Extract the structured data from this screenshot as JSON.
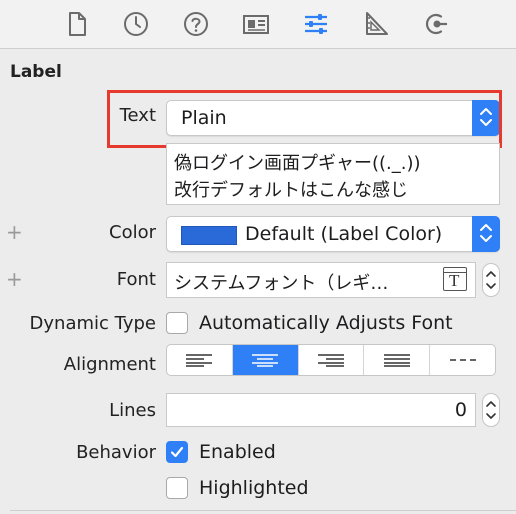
{
  "toolbar": {
    "icons": [
      "file-inspector-icon",
      "history-inspector-icon",
      "quick-help-icon",
      "identity-inspector-icon",
      "attributes-inspector-icon",
      "size-inspector-icon",
      "connections-inspector-icon"
    ],
    "active_color": "#2f7ff7",
    "inactive_color": "#6b6b6b"
  },
  "section": {
    "title": "Label"
  },
  "text_row": {
    "label": "Text",
    "value": "Plain",
    "content_lines": [
      "偽ログイン画面プギャー((._.))",
      "改行デフォルトはこんな感じ"
    ],
    "highlight_color": "#e63a2e"
  },
  "color_row": {
    "label": "Color",
    "value": "Default (Label Color)",
    "swatch_color": "#2a6ad8"
  },
  "font_row": {
    "label": "Font",
    "value": "システムフォント（レギ…"
  },
  "dynamic_type_row": {
    "label": "Dynamic Type",
    "checkbox_label": "Automatically Adjusts Font",
    "checked": false
  },
  "alignment_row": {
    "label": "Alignment",
    "options": [
      "left",
      "center",
      "right",
      "justified",
      "natural"
    ],
    "selected": "center"
  },
  "lines_row": {
    "label": "Lines",
    "value": "0"
  },
  "behavior_row": {
    "label": "Behavior",
    "enabled_label": "Enabled",
    "enabled_checked": true,
    "highlighted_label": "Highlighted",
    "highlighted_checked": false
  },
  "plus_symbol": "+"
}
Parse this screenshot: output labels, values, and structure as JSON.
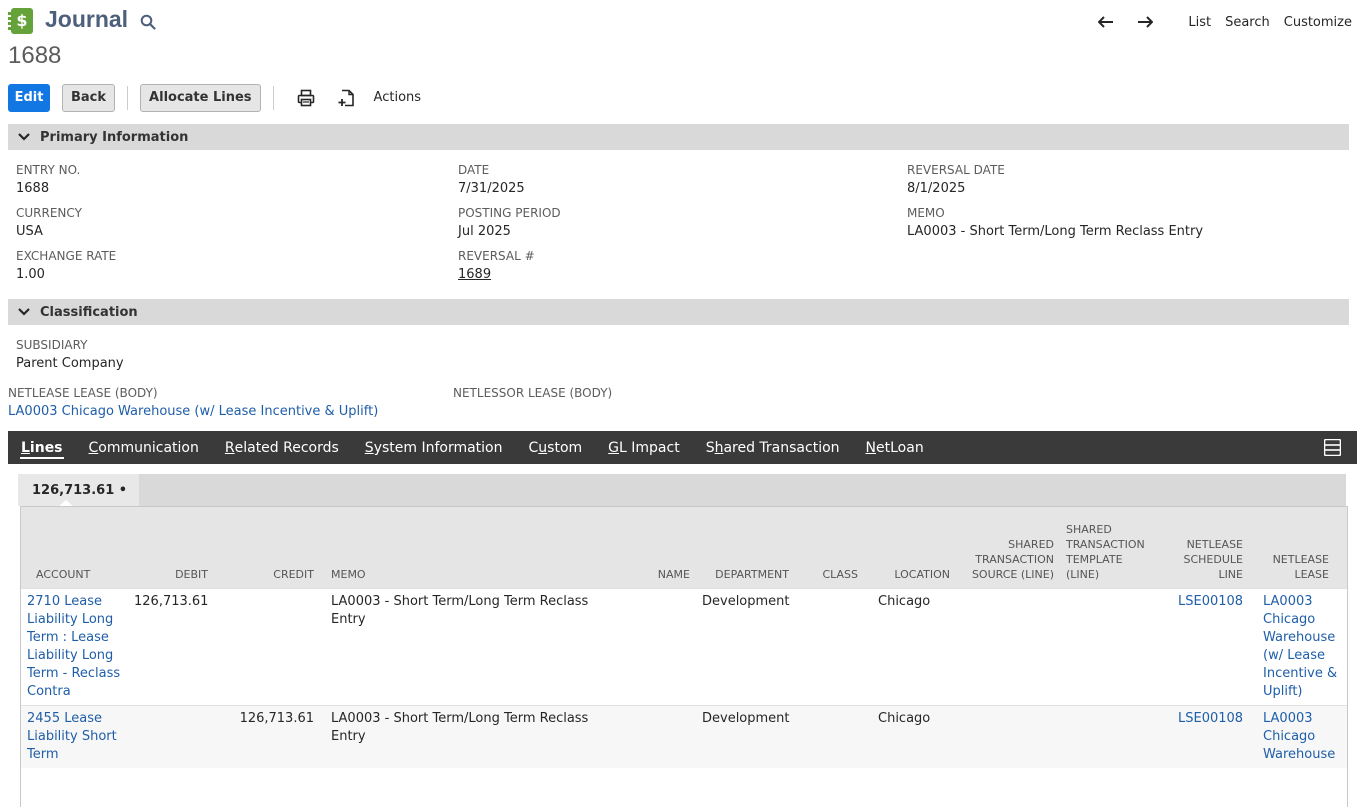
{
  "header": {
    "page_type": "Journal",
    "record_number": "1688",
    "nav": {
      "list": "List",
      "search": "Search",
      "customize": "Customize"
    }
  },
  "buttons": {
    "edit": "Edit",
    "back": "Back",
    "allocate_lines": "Allocate Lines",
    "actions": "Actions"
  },
  "primary": {
    "title": "Primary Information",
    "entry_no_label": "ENTRY NO.",
    "entry_no": "1688",
    "currency_label": "CURRENCY",
    "currency": "USA",
    "exchange_rate_label": "EXCHANGE RATE",
    "exchange_rate": "1.00",
    "date_label": "DATE",
    "date": "7/31/2025",
    "posting_period_label": "POSTING PERIOD",
    "posting_period": "Jul 2025",
    "reversal_no_label": "REVERSAL #",
    "reversal_no": "1689",
    "reversal_date_label": "REVERSAL DATE",
    "reversal_date": "8/1/2025",
    "memo_label": "MEMO",
    "memo": "LA0003 - Short Term/Long Term Reclass Entry"
  },
  "classification": {
    "title": "Classification",
    "subsidiary_label": "SUBSIDIARY",
    "subsidiary": "Parent Company",
    "netlease_label": "NETLEASE LEASE (BODY)",
    "netlease": "LA0003 Chicago Warehouse (w/ Lease Incentive & Uplift)",
    "netlessor_label": "NETLESSOR LEASE (BODY)"
  },
  "tabs": [
    {
      "pre": "",
      "ul": "L",
      "post": "ines"
    },
    {
      "pre": "",
      "ul": "C",
      "post": "ommunication"
    },
    {
      "pre": "",
      "ul": "R",
      "post": "elated Records"
    },
    {
      "pre": "",
      "ul": "S",
      "post": "ystem Information"
    },
    {
      "pre": "C",
      "ul": "u",
      "post": "stom"
    },
    {
      "pre": "",
      "ul": "G",
      "post": "L Impact"
    },
    {
      "pre": "S",
      "ul": "h",
      "post": "ared Transaction"
    },
    {
      "pre": "",
      "ul": "N",
      "post": "etLoan"
    }
  ],
  "lines": {
    "subtab_label": "126,713.61 •",
    "columns": {
      "account": "ACCOUNT",
      "debit": "DEBIT",
      "credit": "CREDIT",
      "memo": "MEMO",
      "name": "NAME",
      "department": "DEPARTMENT",
      "class": "CLASS",
      "location": "LOCATION",
      "shared_source": "SHARED TRANSACTION SOURCE (LINE)",
      "shared_template": "SHARED TRANSACTION TEMPLATE (LINE)",
      "schedule_line": "NETLEASE SCHEDULE LINE",
      "netlease_lease": "NETLEASE LEASE"
    },
    "rows": [
      {
        "account": "2710 Lease Liability Long Term : Lease Liability Long Term - Reclass Contra",
        "debit": "126,713.61",
        "credit": "",
        "memo": "LA0003 - Short Term/Long Term Reclass Entry",
        "name": "",
        "department": "Development",
        "class": "",
        "location": "Chicago",
        "shared_source": "",
        "shared_template": "",
        "schedule_line": "LSE00108",
        "netlease_lease": "LA0003 Chicago Warehouse (w/ Lease Incentive & Uplift)"
      },
      {
        "account": "2455 Lease Liability Short Term",
        "debit": "",
        "credit": "126,713.61",
        "memo": "LA0003 - Short Term/Long Term Reclass Entry",
        "name": "",
        "department": "Development",
        "class": "",
        "location": "Chicago",
        "shared_source": "",
        "shared_template": "",
        "schedule_line": "LSE00108",
        "netlease_lease": "LA0003 Chicago Warehouse"
      }
    ]
  }
}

|---|

Objective —
Identify each line in the records above that contains the word "BODY", and copy it out in full.

Solution —
    "netlease_label": "NETLEASE LEASE (BODY)",
    "netlessor_label": "NETLESSOR LEASE (BODY)"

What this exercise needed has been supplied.